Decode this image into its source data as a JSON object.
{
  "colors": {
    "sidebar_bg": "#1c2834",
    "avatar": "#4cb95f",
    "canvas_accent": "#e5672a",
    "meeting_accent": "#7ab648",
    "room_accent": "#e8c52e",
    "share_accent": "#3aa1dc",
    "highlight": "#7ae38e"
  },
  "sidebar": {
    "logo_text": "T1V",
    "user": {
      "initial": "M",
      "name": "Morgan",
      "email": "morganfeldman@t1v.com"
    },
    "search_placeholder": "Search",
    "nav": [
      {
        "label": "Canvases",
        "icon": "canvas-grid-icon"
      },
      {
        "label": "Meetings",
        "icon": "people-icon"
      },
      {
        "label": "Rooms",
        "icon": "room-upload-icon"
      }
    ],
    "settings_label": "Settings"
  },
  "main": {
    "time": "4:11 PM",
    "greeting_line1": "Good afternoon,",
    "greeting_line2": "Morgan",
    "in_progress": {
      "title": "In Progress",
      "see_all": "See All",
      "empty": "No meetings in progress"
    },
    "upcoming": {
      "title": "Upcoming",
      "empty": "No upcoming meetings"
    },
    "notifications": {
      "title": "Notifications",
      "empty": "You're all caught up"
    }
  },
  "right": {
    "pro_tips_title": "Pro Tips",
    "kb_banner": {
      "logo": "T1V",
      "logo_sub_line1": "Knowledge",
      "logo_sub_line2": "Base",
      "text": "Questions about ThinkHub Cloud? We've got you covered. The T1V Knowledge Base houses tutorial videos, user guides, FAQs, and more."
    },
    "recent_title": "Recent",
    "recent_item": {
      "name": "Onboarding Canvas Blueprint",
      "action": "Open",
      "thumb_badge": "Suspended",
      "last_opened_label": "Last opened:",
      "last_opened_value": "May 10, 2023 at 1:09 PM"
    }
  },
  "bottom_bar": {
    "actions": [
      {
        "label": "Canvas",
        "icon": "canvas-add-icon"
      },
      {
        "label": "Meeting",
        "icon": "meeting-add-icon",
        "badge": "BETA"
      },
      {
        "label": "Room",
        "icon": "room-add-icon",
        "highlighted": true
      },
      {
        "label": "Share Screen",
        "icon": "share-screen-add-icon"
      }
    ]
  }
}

____

_Goal_
Write out every line exactly as it stands.

_Answer to this task_
Decode this image into its source data as a JSON object.
{
  "colors": {
    "sidebar_bg": "#1c2834",
    "avatar": "#4cb95f",
    "canvas_accent": "#e5672a",
    "meeting_accent": "#7ab648",
    "room_accent": "#e8c52e",
    "share_accent": "#3aa1dc",
    "highlight": "#7ae38e"
  },
  "sidebar": {
    "logo_text": "T1V",
    "user": {
      "initial": "M",
      "name": "Morgan",
      "email": "morganfeldman@t1v.com"
    },
    "search_placeholder": "Search",
    "nav": [
      {
        "label": "Canvases",
        "icon": "canvas-grid-icon"
      },
      {
        "label": "Meetings",
        "icon": "people-icon"
      },
      {
        "label": "Rooms",
        "icon": "room-upload-icon"
      }
    ],
    "settings_label": "Settings"
  },
  "main": {
    "time": "4:11 PM",
    "greeting_line1": "Good afternoon,",
    "greeting_line2": "Morgan",
    "in_progress": {
      "title": "In Progress",
      "see_all": "See All",
      "empty": "No meetings in progress"
    },
    "upcoming": {
      "title": "Upcoming",
      "empty": "No upcoming meetings"
    },
    "notifications": {
      "title": "Notifications",
      "empty": "You're all caught up"
    }
  },
  "right": {
    "pro_tips_title": "Pro Tips",
    "kb_banner": {
      "logo": "T1V",
      "logo_sub_line1": "Knowledge",
      "logo_sub_line2": "Base",
      "text": "Questions about ThinkHub Cloud? We've got you covered. The T1V Knowledge Base houses tutorial videos, user guides, FAQs, and more."
    },
    "recent_title": "Recent",
    "recent_item": {
      "name": "Onboarding Canvas Blueprint",
      "action": "Open",
      "thumb_badge": "Suspended",
      "last_opened_label": "Last opened:",
      "last_opened_value": "May 10, 2023 at 1:09 PM"
    }
  },
  "bottom_bar": {
    "actions": [
      {
        "label": "Canvas",
        "icon": "canvas-add-icon"
      },
      {
        "label": "Meeting",
        "icon": "meeting-add-icon",
        "badge": "BETA"
      },
      {
        "label": "Room",
        "icon": "room-add-icon",
        "highlighted": true
      },
      {
        "label": "Share Screen",
        "icon": "share-screen-add-icon"
      }
    ]
  }
}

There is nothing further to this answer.